Extracted records
>>>

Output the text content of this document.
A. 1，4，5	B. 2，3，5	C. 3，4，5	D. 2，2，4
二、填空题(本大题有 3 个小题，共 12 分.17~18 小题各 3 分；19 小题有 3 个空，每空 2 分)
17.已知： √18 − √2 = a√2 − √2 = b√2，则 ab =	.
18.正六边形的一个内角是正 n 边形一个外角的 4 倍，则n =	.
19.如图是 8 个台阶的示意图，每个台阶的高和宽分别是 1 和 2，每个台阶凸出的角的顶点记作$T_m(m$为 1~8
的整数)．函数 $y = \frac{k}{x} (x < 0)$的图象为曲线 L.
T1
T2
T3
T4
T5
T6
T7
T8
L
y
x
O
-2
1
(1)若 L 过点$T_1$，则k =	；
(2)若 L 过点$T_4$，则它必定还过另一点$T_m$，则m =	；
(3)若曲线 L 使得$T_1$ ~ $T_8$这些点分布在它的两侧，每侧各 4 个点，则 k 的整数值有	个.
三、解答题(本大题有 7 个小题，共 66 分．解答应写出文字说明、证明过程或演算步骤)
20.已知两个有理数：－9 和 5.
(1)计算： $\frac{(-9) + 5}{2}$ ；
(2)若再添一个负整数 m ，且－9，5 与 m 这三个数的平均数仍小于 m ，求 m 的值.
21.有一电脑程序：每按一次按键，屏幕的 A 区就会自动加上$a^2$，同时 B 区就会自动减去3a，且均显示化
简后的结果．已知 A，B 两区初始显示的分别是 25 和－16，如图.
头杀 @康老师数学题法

<<<

(WHAT IS REQUIRED) Pick out and copy the lines of the entries that hold the string "frac".

(OUTPUT FOR THIS TASK)
的整数)．函数 $y = \frac{k}{x} (x < 0)$的图象为曲线 L.
(1)计算： $\frac{(-9) + 5}{2}$ ；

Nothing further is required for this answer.